━━ PROVIDED ENTRIES ━━

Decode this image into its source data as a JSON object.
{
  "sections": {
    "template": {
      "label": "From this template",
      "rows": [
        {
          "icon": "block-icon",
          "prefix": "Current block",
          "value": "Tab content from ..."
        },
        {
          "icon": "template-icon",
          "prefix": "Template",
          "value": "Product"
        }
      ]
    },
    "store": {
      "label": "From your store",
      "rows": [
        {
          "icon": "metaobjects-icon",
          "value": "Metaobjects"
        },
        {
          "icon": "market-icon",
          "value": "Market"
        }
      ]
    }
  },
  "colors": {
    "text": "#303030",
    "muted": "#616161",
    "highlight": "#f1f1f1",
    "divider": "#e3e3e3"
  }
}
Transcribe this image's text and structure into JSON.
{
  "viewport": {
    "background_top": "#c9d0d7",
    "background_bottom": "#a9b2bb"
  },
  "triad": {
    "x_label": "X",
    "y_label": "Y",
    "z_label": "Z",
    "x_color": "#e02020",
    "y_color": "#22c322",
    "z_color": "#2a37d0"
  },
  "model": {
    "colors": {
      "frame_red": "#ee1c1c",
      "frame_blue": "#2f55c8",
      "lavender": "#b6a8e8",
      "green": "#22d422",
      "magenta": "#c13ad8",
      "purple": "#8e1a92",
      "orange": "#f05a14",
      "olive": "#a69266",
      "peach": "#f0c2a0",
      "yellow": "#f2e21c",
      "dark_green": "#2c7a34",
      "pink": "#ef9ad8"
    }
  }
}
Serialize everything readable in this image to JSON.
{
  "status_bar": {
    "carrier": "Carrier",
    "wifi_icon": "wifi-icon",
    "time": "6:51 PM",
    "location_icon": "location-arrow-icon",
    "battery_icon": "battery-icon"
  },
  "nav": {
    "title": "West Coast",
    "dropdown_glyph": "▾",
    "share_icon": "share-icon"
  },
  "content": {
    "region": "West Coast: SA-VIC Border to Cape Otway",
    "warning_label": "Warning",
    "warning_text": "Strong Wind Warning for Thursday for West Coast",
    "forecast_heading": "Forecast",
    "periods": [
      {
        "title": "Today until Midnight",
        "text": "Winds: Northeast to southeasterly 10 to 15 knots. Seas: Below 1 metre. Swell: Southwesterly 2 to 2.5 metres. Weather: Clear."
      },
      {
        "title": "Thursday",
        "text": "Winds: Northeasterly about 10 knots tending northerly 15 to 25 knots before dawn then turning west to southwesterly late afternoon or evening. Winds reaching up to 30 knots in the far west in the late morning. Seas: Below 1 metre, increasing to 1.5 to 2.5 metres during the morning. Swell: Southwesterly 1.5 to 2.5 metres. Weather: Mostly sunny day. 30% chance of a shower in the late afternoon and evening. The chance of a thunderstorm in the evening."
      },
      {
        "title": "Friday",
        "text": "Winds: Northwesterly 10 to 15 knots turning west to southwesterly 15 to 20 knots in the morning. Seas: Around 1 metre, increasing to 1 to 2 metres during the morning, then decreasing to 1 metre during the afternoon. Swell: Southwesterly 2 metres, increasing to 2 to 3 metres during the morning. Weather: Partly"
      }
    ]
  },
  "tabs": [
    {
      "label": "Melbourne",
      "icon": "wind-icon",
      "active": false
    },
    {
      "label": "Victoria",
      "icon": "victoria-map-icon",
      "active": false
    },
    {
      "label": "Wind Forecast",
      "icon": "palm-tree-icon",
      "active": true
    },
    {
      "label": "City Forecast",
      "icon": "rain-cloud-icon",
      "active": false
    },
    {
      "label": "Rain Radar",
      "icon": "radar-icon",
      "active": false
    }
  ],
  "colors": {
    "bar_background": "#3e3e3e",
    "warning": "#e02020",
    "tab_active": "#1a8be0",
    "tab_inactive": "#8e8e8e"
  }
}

━━━

WHAT THE EXERCISE ASKS:
Retype all of the material above with every character intact.

COMPLETE RESPONSE:
Decode this image into its source data as a JSON object.
{
  "sections": {
    "template": {
      "label": "From this template",
      "rows": [
        {
          "icon": "block-icon",
          "prefix": "Current block",
          "value": "Tab content from ..."
        },
        {
          "icon": "template-icon",
          "prefix": "Template",
          "value": "Product"
        }
      ]
    },
    "store": {
      "label": "From your store",
      "rows": [
        {
          "icon": "metaobjects-icon",
          "value": "Metaobjects"
        },
        {
          "icon": "market-icon",
          "value": "Market"
        }
      ]
    }
  },
  "colors": {
    "text": "#303030",
    "muted": "#616161",
    "highlight": "#f1f1f1",
    "divider": "#e3e3e3"
  }
}
Transcribe this image's text and structure into JSON.
{
  "viewport": {
    "background_top": "#c9d0d7",
    "background_bottom": "#a9b2bb"
  },
  "triad": {
    "x_label": "X",
    "y_label": "Y",
    "z_label": "Z",
    "x_color": "#e02020",
    "y_color": "#22c322",
    "z_color": "#2a37d0"
  },
  "model": {
    "colors": {
      "frame_red": "#ee1c1c",
      "frame_blue": "#2f55c8",
      "lavender": "#b6a8e8",
      "green": "#22d422",
      "magenta": "#c13ad8",
      "purple": "#8e1a92",
      "orange": "#f05a14",
      "olive": "#a69266",
      "peach": "#f0c2a0",
      "yellow": "#f2e21c",
      "dark_green": "#2c7a34",
      "pink": "#ef9ad8"
    }
  }
}
Serialize everything readable in this image to JSON.
{
  "status_bar": {
    "carrier": "Carrier",
    "wifi_icon": "wifi-icon",
    "time": "6:51 PM",
    "location_icon": "location-arrow-icon",
    "battery_icon": "battery-icon"
  },
  "nav": {
    "title": "West Coast",
    "dropdown_glyph": "▾",
    "share_icon": "share-icon"
  },
  "content": {
    "region": "West Coast: SA-VIC Border to Cape Otway",
    "warning_label": "Warning",
    "warning_text": "Strong Wind Warning for Thursday for West Coast",
    "forecast_heading": "Forecast",
    "periods": [
      {
        "title": "Today until Midnight",
        "text": "Winds: Northeast to southeasterly 10 to 15 knots. Seas: Below 1 metre. Swell: Southwesterly 2 to 2.5 metres. Weather: Clear."
      },
      {
        "title": "Thursday",
        "text": "Winds: Northeasterly about 10 knots tending northerly 15 to 25 knots before dawn then turning west to southwesterly late afternoon or evening. Winds reaching up to 30 knots in the far west in the late morning. Seas: Below 1 metre, increasing to 1.5 to 2.5 metres during the morning. Swell: Southwesterly 1.5 to 2.5 metres. Weather: Mostly sunny day. 30% chance of a shower in the late afternoon and evening. The chance of a thunderstorm in the evening."
      },
      {
        "title": "Friday",
        "text": "Winds: Northwesterly 10 to 15 knots turning west to southwesterly 15 to 20 knots in the morning. Seas: Around 1 metre, increasing to 1 to 2 metres during the morning, then decreasing to 1 metre during the afternoon. Swell: Southwesterly 2 metres, increasing to 2 to 3 metres during the morning. Weather: Partly"
      }
    ]
  },
  "tabs": [
    {
      "label": "Melbourne",
      "icon": "wind-icon",
      "active": false
    },
    {
      "label": "Victoria",
      "icon": "victoria-map-icon",
      "active": false
    },
    {
      "label": "Wind Forecast",
      "icon": "palm-tree-icon",
      "active": true
    },
    {
      "label": "City Forecast",
      "icon": "rain-cloud-icon",
      "active": false
    },
    {
      "label": "Rain Radar",
      "icon": "radar-icon",
      "active": false
    }
  ],
  "colors": {
    "bar_background": "#3e3e3e",
    "warning": "#e02020",
    "tab_active": "#1a8be0",
    "tab_inactive": "#8e8e8e"
  }
}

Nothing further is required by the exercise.